OBJECTIVE>
Repeat the records in full and exactly, omitting pictures.

* start *

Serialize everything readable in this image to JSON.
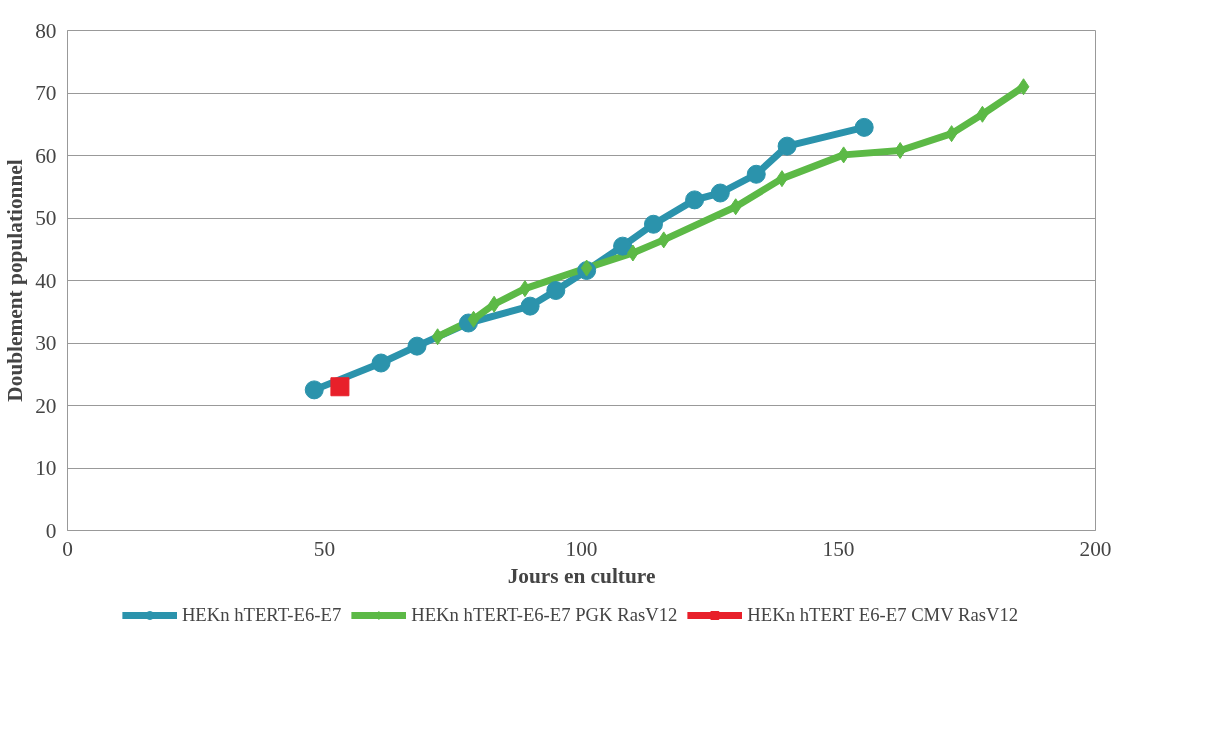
{
  "chart_data": {
    "type": "line",
    "xlabel": "Jours en culture",
    "ylabel": "Doublement populationnel",
    "xlim": [
      0,
      200
    ],
    "xticks": [
      0,
      50,
      100,
      150,
      200
    ],
    "ylim": [
      0,
      80
    ],
    "yticks": [
      0,
      10,
      20,
      30,
      40,
      50,
      60,
      70,
      80
    ],
    "grid": "y",
    "legend": "bottom",
    "series": [
      {
        "name": "HEKn hTERT-E6-E7",
        "color": "#2b93ac",
        "marker": "circle",
        "x": [
          48,
          61,
          68,
          78,
          90,
          95,
          101,
          108,
          114,
          122,
          127,
          134,
          140,
          155
        ],
        "values": [
          22.5,
          26.8,
          29.5,
          33.2,
          35.9,
          38.4,
          41.6,
          45.5,
          49,
          52.9,
          54,
          57,
          61.5,
          64.5
        ]
      },
      {
        "name": "HEKn hTERT-E6-E7 PGK RasV12",
        "color": "#5cb946",
        "marker": "diamond",
        "x": [
          72,
          79,
          83,
          89,
          101,
          110,
          116,
          130,
          139,
          151,
          162,
          172,
          178,
          186
        ],
        "values": [
          31,
          33.8,
          36.2,
          38.7,
          42,
          44.4,
          46.5,
          51.8,
          56.3,
          60.1,
          60.8,
          63.5,
          66.6,
          71
        ]
      },
      {
        "name": "HEKn hTERT E6-E7 CMV RasV12",
        "color": "#e8202a",
        "marker": "square",
        "x": [
          53
        ],
        "values": [
          23
        ]
      }
    ]
  }
}
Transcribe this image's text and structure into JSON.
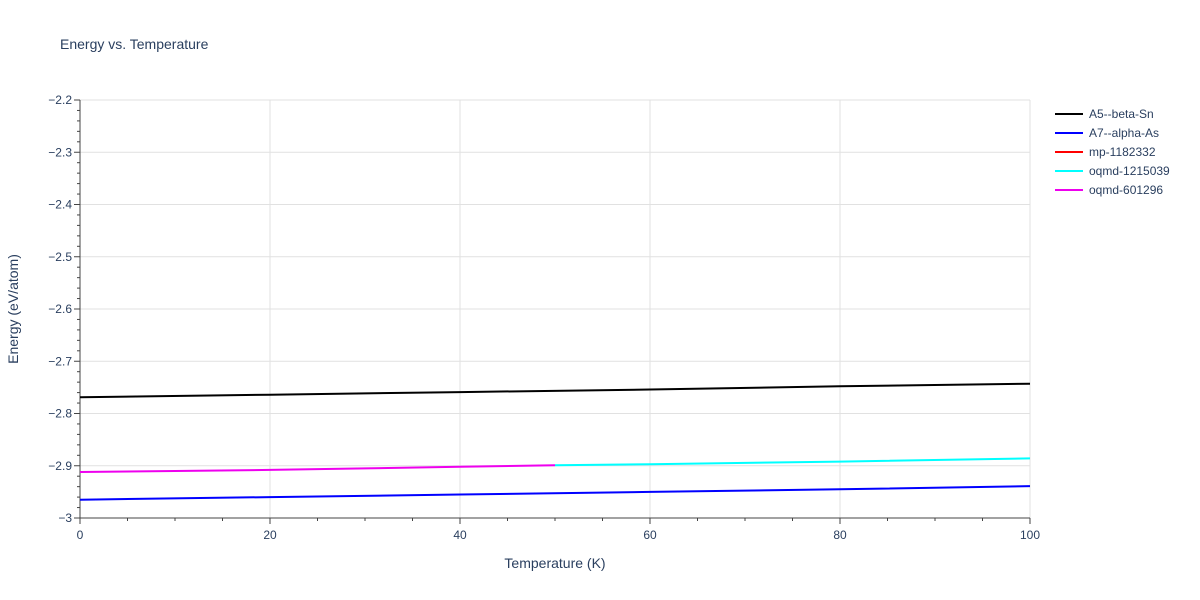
{
  "chart_data": {
    "type": "line",
    "title": "Energy vs. Temperature",
    "xlabel": "Temperature (K)",
    "ylabel": "Energy (eV/atom)",
    "xlim": [
      0,
      100
    ],
    "ylim": [
      -3.0,
      -2.2
    ],
    "x_ticks": [
      0,
      20,
      40,
      60,
      80,
      100
    ],
    "y_ticks": [
      -2.2,
      -2.3,
      -2.4,
      -2.5,
      -2.6,
      -2.7,
      -2.8,
      -2.9,
      -3
    ],
    "y_tick_labels": [
      "−2.2",
      "−2.3",
      "−2.4",
      "−2.5",
      "−2.6",
      "−2.7",
      "−2.8",
      "−2.9",
      "−3"
    ],
    "grid": true,
    "legend_position": "top-right",
    "series": [
      {
        "name": "A5--beta-Sn",
        "color": "#000000",
        "x": [
          0,
          20,
          40,
          60,
          80,
          100
        ],
        "y": [
          -2.769,
          -2.764,
          -2.759,
          -2.754,
          -2.748,
          -2.743
        ]
      },
      {
        "name": "A7--alpha-As",
        "color": "#0000ff",
        "x": [
          0,
          20,
          40,
          60,
          80,
          100
        ],
        "y": [
          -2.965,
          -2.96,
          -2.955,
          -2.95,
          -2.945,
          -2.939
        ]
      },
      {
        "name": "mp-1182332",
        "color": "#ff0000",
        "x": [],
        "y": []
      },
      {
        "name": "oqmd-1215039",
        "color": "#00ffff",
        "x": [
          50,
          60,
          80,
          100
        ],
        "y": [
          -2.899,
          -2.897,
          -2.892,
          -2.886
        ]
      },
      {
        "name": "oqmd-601296",
        "color": "#ee00ee",
        "x": [
          0,
          10,
          20,
          30,
          40,
          50
        ],
        "y": [
          -2.912,
          -2.91,
          -2.908,
          -2.905,
          -2.902,
          -2.899
        ]
      }
    ]
  }
}
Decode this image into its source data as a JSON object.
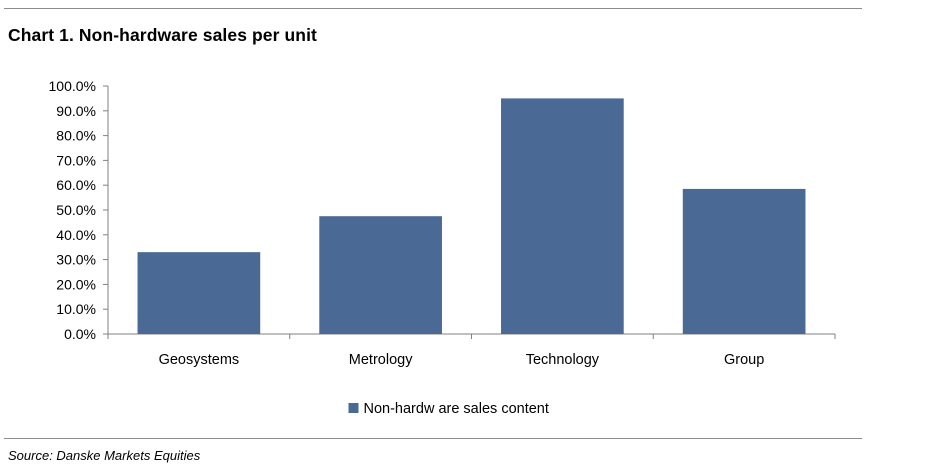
{
  "header": {
    "title": "Chart 1. Non-hardware sales per unit"
  },
  "footer": {
    "source": "Source: Danske Markets Equities"
  },
  "colors": {
    "bar": "#4a6994",
    "axis": "#808080",
    "rule": "#8c8c8c"
  },
  "chart_data": {
    "type": "bar",
    "title": "Chart 1. Non-hardware sales per unit",
    "xlabel": "",
    "ylabel": "",
    "categories": [
      "Geosystems",
      "Metrology",
      "Technology",
      "Group"
    ],
    "series": [
      {
        "name": "Non-hardw are sales content",
        "values": [
          33.0,
          47.5,
          95.0,
          58.5
        ]
      }
    ],
    "ylim": [
      0,
      100
    ],
    "y_ticks": [
      0,
      10,
      20,
      30,
      40,
      50,
      60,
      70,
      80,
      90,
      100
    ],
    "y_tick_labels": [
      "0.0%",
      "10.0%",
      "20.0%",
      "30.0%",
      "40.0%",
      "50.0%",
      "60.0%",
      "70.0%",
      "80.0%",
      "90.0%",
      "100.0%"
    ],
    "grid": false,
    "legend_position": "bottom-center"
  }
}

* end *

WRITTEN RESPONSE>
Serialize everything readable in this image to JSON.
{
  "chart_data": {
    "type": "line",
    "xlabel": "Jours en culture",
    "ylabel": "Doublement populationnel",
    "xlim": [
      0,
      200
    ],
    "xticks": [
      0,
      50,
      100,
      150,
      200
    ],
    "ylim": [
      0,
      80
    ],
    "yticks": [
      0,
      10,
      20,
      30,
      40,
      50,
      60,
      70,
      80
    ],
    "grid": "y",
    "legend": "bottom",
    "series": [
      {
        "name": "HEKn hTERT-E6-E7",
        "color": "#2b93ac",
        "marker": "circle",
        "x": [
          48,
          61,
          68,
          78,
          90,
          95,
          101,
          108,
          114,
          122,
          127,
          134,
          140,
          155
        ],
        "values": [
          22.5,
          26.8,
          29.5,
          33.2,
          35.9,
          38.4,
          41.6,
          45.5,
          49,
          52.9,
          54,
          57,
          61.5,
          64.5
        ]
      },
      {
        "name": "HEKn hTERT-E6-E7 PGK RasV12",
        "color": "#5cb946",
        "marker": "diamond",
        "x": [
          72,
          79,
          83,
          89,
          101,
          110,
          116,
          130,
          139,
          151,
          162,
          172,
          178,
          186
        ],
        "values": [
          31,
          33.8,
          36.2,
          38.7,
          42,
          44.4,
          46.5,
          51.8,
          56.3,
          60.1,
          60.8,
          63.5,
          66.6,
          71
        ]
      },
      {
        "name": "HEKn hTERT E6-E7 CMV RasV12",
        "color": "#e8202a",
        "marker": "square",
        "x": [
          53
        ],
        "values": [
          23
        ]
      }
    ]
  }
}
Transcribe this image's text and structure into JSON.
{
  "chart_data": {
    "type": "line",
    "title": "Energy vs. Temperature",
    "xlabel": "Temperature (K)",
    "ylabel": "Energy (eV/atom)",
    "xlim": [
      0,
      100
    ],
    "ylim": [
      -3.0,
      -2.2
    ],
    "x_ticks": [
      0,
      20,
      40,
      60,
      80,
      100
    ],
    "y_ticks": [
      -2.2,
      -2.3,
      -2.4,
      -2.5,
      -2.6,
      -2.7,
      -2.8,
      -2.9,
      -3
    ],
    "y_tick_labels": [
      "−2.2",
      "−2.3",
      "−2.4",
      "−2.5",
      "−2.6",
      "−2.7",
      "−2.8",
      "−2.9",
      "−3"
    ],
    "grid": true,
    "legend_position": "top-right",
    "series": [
      {
        "name": "A5--beta-Sn",
        "color": "#000000",
        "x": [
          0,
          20,
          40,
          60,
          80,
          100
        ],
        "y": [
          -2.769,
          -2.764,
          -2.759,
          -2.754,
          -2.748,
          -2.743
        ]
      },
      {
        "name": "A7--alpha-As",
        "color": "#0000ff",
        "x": [
          0,
          20,
          40,
          60,
          80,
          100
        ],
        "y": [
          -2.965,
          -2.96,
          -2.955,
          -2.95,
          -2.945,
          -2.939
        ]
      },
      {
        "name": "mp-1182332",
        "color": "#ff0000",
        "x": [],
        "y": []
      },
      {
        "name": "oqmd-1215039",
        "color": "#00ffff",
        "x": [
          50,
          60,
          80,
          100
        ],
        "y": [
          -2.899,
          -2.897,
          -2.892,
          -2.886
        ]
      },
      {
        "name": "oqmd-601296",
        "color": "#ee00ee",
        "x": [
          0,
          10,
          20,
          30,
          40,
          50
        ],
        "y": [
          -2.912,
          -2.91,
          -2.908,
          -2.905,
          -2.902,
          -2.899
        ]
      }
    ]
  }
}
Decode this image into its source data as a JSON object.
{
  "header": {
    "title": "Chart 1. Non-hardware sales per unit"
  },
  "footer": {
    "source": "Source: Danske Markets Equities"
  },
  "colors": {
    "bar": "#4a6994",
    "axis": "#808080",
    "rule": "#8c8c8c"
  },
  "chart_data": {
    "type": "bar",
    "title": "Chart 1. Non-hardware sales per unit",
    "xlabel": "",
    "ylabel": "",
    "categories": [
      "Geosystems",
      "Metrology",
      "Technology",
      "Group"
    ],
    "series": [
      {
        "name": "Non-hardw are sales content",
        "values": [
          33.0,
          47.5,
          95.0,
          58.5
        ]
      }
    ],
    "ylim": [
      0,
      100
    ],
    "y_ticks": [
      0,
      10,
      20,
      30,
      40,
      50,
      60,
      70,
      80,
      90,
      100
    ],
    "y_tick_labels": [
      "0.0%",
      "10.0%",
      "20.0%",
      "30.0%",
      "40.0%",
      "50.0%",
      "60.0%",
      "70.0%",
      "80.0%",
      "90.0%",
      "100.0%"
    ],
    "grid": false,
    "legend_position": "bottom-center"
  }
}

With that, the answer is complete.